> [Set problem]
Please give the listing again in its entirety, exactly as written.

> [Data records]

** start **

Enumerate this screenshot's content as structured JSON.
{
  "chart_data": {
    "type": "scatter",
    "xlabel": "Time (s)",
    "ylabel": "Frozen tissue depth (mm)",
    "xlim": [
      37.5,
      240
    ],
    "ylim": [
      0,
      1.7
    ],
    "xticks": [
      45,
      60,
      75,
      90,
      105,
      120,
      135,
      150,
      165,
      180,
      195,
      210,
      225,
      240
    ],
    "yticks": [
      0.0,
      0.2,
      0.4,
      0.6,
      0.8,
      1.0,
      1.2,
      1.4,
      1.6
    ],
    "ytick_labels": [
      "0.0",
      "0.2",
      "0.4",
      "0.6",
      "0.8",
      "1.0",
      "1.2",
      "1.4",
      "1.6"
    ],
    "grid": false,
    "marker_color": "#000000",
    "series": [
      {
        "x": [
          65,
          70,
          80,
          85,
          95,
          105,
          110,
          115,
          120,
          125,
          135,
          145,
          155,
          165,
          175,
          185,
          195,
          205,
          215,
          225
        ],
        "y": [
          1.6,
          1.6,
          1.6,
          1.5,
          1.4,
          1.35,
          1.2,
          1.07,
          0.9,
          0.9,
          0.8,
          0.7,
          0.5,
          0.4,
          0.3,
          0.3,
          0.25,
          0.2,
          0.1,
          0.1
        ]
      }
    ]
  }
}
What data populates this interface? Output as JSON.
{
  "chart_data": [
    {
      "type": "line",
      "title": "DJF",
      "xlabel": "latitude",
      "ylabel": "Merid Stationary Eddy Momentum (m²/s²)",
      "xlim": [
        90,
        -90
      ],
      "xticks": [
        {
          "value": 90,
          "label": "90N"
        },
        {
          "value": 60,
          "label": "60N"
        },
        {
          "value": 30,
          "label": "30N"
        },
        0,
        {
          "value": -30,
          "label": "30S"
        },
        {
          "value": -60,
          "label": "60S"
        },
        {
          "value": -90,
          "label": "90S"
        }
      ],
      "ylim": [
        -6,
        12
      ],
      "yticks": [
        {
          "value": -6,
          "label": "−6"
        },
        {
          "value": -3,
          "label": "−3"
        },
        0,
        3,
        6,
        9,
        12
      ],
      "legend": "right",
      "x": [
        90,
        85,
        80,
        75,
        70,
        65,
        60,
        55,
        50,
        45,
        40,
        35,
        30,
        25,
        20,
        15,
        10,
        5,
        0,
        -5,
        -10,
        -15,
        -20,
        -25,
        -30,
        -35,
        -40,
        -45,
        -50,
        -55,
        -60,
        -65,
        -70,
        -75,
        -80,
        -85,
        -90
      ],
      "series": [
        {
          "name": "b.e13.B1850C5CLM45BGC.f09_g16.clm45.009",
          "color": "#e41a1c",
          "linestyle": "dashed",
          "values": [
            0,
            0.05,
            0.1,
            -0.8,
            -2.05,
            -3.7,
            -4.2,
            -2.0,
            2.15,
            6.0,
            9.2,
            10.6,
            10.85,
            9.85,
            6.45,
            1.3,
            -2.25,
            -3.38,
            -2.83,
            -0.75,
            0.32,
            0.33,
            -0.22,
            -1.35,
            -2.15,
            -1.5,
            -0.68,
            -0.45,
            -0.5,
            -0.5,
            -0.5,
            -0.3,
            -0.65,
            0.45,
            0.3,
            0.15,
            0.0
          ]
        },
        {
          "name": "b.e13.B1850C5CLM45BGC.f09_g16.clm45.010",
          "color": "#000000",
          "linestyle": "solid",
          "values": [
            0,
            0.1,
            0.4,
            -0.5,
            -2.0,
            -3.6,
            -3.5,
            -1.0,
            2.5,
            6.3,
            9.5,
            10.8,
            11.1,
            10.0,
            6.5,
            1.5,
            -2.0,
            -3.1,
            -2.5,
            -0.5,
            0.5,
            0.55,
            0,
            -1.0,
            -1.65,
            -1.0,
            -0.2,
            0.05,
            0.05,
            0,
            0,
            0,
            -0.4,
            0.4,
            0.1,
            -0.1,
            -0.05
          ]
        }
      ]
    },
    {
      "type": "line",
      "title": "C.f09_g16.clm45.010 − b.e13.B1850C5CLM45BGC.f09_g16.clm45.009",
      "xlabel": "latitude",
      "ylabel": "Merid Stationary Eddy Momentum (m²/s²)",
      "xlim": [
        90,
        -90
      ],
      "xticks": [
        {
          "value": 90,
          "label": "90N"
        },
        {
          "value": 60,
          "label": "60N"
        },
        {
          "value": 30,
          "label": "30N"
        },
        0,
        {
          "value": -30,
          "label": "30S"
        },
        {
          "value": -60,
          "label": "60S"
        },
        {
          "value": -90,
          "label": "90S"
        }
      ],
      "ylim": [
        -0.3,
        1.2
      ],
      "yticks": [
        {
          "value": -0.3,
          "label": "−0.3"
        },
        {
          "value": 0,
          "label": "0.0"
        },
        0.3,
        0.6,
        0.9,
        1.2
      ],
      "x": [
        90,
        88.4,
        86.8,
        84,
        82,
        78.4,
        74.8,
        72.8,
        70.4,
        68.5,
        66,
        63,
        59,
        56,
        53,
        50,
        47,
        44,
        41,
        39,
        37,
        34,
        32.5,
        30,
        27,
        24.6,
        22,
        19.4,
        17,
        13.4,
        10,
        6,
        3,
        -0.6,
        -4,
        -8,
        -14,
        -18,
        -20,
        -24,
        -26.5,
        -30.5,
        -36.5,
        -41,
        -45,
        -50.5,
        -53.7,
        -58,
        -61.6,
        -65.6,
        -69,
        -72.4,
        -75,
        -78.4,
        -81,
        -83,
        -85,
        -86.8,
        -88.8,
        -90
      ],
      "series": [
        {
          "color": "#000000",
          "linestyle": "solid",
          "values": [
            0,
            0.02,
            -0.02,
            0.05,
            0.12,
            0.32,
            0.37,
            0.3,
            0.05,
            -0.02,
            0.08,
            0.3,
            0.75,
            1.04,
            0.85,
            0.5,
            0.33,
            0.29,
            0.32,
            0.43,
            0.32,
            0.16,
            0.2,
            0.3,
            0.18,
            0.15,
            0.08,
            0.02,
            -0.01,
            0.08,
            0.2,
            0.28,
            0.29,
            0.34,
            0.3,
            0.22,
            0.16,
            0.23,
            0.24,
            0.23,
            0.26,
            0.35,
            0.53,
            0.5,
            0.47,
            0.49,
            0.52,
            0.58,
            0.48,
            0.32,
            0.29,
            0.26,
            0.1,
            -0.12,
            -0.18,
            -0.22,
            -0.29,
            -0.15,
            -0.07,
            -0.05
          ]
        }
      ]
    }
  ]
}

** end **

> [Solution for this task]
Enumerate this screenshot's content as structured JSON.
{
  "chart_data": {
    "type": "scatter",
    "xlabel": "Time (s)",
    "ylabel": "Frozen tissue depth (mm)",
    "xlim": [
      37.5,
      240
    ],
    "ylim": [
      0,
      1.7
    ],
    "xticks": [
      45,
      60,
      75,
      90,
      105,
      120,
      135,
      150,
      165,
      180,
      195,
      210,
      225,
      240
    ],
    "yticks": [
      0.0,
      0.2,
      0.4,
      0.6,
      0.8,
      1.0,
      1.2,
      1.4,
      1.6
    ],
    "ytick_labels": [
      "0.0",
      "0.2",
      "0.4",
      "0.6",
      "0.8",
      "1.0",
      "1.2",
      "1.4",
      "1.6"
    ],
    "grid": false,
    "marker_color": "#000000",
    "series": [
      {
        "x": [
          65,
          70,
          80,
          85,
          95,
          105,
          110,
          115,
          120,
          125,
          135,
          145,
          155,
          165,
          175,
          185,
          195,
          205,
          215,
          225
        ],
        "y": [
          1.6,
          1.6,
          1.6,
          1.5,
          1.4,
          1.35,
          1.2,
          1.07,
          0.9,
          0.9,
          0.8,
          0.7,
          0.5,
          0.4,
          0.3,
          0.3,
          0.25,
          0.2,
          0.1,
          0.1
        ]
      }
    ]
  }
}
What data populates this interface? Output as JSON.
{
  "chart_data": [
    {
      "type": "line",
      "title": "DJF",
      "xlabel": "latitude",
      "ylabel": "Merid Stationary Eddy Momentum (m²/s²)",
      "xlim": [
        90,
        -90
      ],
      "xticks": [
        {
          "value": 90,
          "label": "90N"
        },
        {
          "value": 60,
          "label": "60N"
        },
        {
          "value": 30,
          "label": "30N"
        },
        0,
        {
          "value": -30,
          "label": "30S"
        },
        {
          "value": -60,
          "label": "60S"
        },
        {
          "value": -90,
          "label": "90S"
        }
      ],
      "ylim": [
        -6,
        12
      ],
      "yticks": [
        {
          "value": -6,
          "label": "−6"
        },
        {
          "value": -3,
          "label": "−3"
        },
        0,
        3,
        6,
        9,
        12
      ],
      "legend": "right",
      "x": [
        90,
        85,
        80,
        75,
        70,
        65,
        60,
        55,
        50,
        45,
        40,
        35,
        30,
        25,
        20,
        15,
        10,
        5,
        0,
        -5,
        -10,
        -15,
        -20,
        -25,
        -30,
        -35,
        -40,
        -45,
        -50,
        -55,
        -60,
        -65,
        -70,
        -75,
        -80,
        -85,
        -90
      ],
      "series": [
        {
          "name": "b.e13.B1850C5CLM45BGC.f09_g16.clm45.009",
          "color": "#e41a1c",
          "linestyle": "dashed",
          "values": [
            0,
            0.05,
            0.1,
            -0.8,
            -2.05,
            -3.7,
            -4.2,
            -2.0,
            2.15,
            6.0,
            9.2,
            10.6,
            10.85,
            9.85,
            6.45,
            1.3,
            -2.25,
            -3.38,
            -2.83,
            -0.75,
            0.32,
            0.33,
            -0.22,
            -1.35,
            -2.15,
            -1.5,
            -0.68,
            -0.45,
            -0.5,
            -0.5,
            -0.5,
            -0.3,
            -0.65,
            0.45,
            0.3,
            0.15,
            0.0
          ]
        },
        {
          "name": "b.e13.B1850C5CLM45BGC.f09_g16.clm45.010",
          "color": "#000000",
          "linestyle": "solid",
          "values": [
            0,
            0.1,
            0.4,
            -0.5,
            -2.0,
            -3.6,
            -3.5,
            -1.0,
            2.5,
            6.3,
            9.5,
            10.8,
            11.1,
            10.0,
            6.5,
            1.5,
            -2.0,
            -3.1,
            -2.5,
            -0.5,
            0.5,
            0.55,
            0,
            -1.0,
            -1.65,
            -1.0,
            -0.2,
            0.05,
            0.05,
            0,
            0,
            0,
            -0.4,
            0.4,
            0.1,
            -0.1,
            -0.05
          ]
        }
      ]
    },
    {
      "type": "line",
      "title": "C.f09_g16.clm45.010 − b.e13.B1850C5CLM45BGC.f09_g16.clm45.009",
      "xlabel": "latitude",
      "ylabel": "Merid Stationary Eddy Momentum (m²/s²)",
      "xlim": [
        90,
        -90
      ],
      "xticks": [
        {
          "value": 90,
          "label": "90N"
        },
        {
          "value": 60,
          "label": "60N"
        },
        {
          "value": 30,
          "label": "30N"
        },
        0,
        {
          "value": -30,
          "label": "30S"
        },
        {
          "value": -60,
          "label": "60S"
        },
        {
          "value": -90,
          "label": "90S"
        }
      ],
      "ylim": [
        -0.3,
        1.2
      ],
      "yticks": [
        {
          "value": -0.3,
          "label": "−0.3"
        },
        {
          "value": 0,
          "label": "0.0"
        },
        0.3,
        0.6,
        0.9,
        1.2
      ],
      "x": [
        90,
        88.4,
        86.8,
        84,
        82,
        78.4,
        74.8,
        72.8,
        70.4,
        68.5,
        66,
        63,
        59,
        56,
        53,
        50,
        47,
        44,
        41,
        39,
        37,
        34,
        32.5,
        30,
        27,
        24.6,
        22,
        19.4,
        17,
        13.4,
        10,
        6,
        3,
        -0.6,
        -4,
        -8,
        -14,
        -18,
        -20,
        -24,
        -26.5,
        -30.5,
        -36.5,
        -41,
        -45,
        -50.5,
        -53.7,
        -58,
        -61.6,
        -65.6,
        -69,
        -72.4,
        -75,
        -78.4,
        -81,
        -83,
        -85,
        -86.8,
        -88.8,
        -90
      ],
      "series": [
        {
          "color": "#000000",
          "linestyle": "solid",
          "values": [
            0,
            0.02,
            -0.02,
            0.05,
            0.12,
            0.32,
            0.37,
            0.3,
            0.05,
            -0.02,
            0.08,
            0.3,
            0.75,
            1.04,
            0.85,
            0.5,
            0.33,
            0.29,
            0.32,
            0.43,
            0.32,
            0.16,
            0.2,
            0.3,
            0.18,
            0.15,
            0.08,
            0.02,
            -0.01,
            0.08,
            0.2,
            0.28,
            0.29,
            0.34,
            0.3,
            0.22,
            0.16,
            0.23,
            0.24,
            0.23,
            0.26,
            0.35,
            0.53,
            0.5,
            0.47,
            0.49,
            0.52,
            0.58,
            0.48,
            0.32,
            0.29,
            0.26,
            0.1,
            -0.12,
            -0.18,
            -0.22,
            -0.29,
            -0.15,
            -0.07,
            -0.05
          ]
        }
      ]
    }
  ]
}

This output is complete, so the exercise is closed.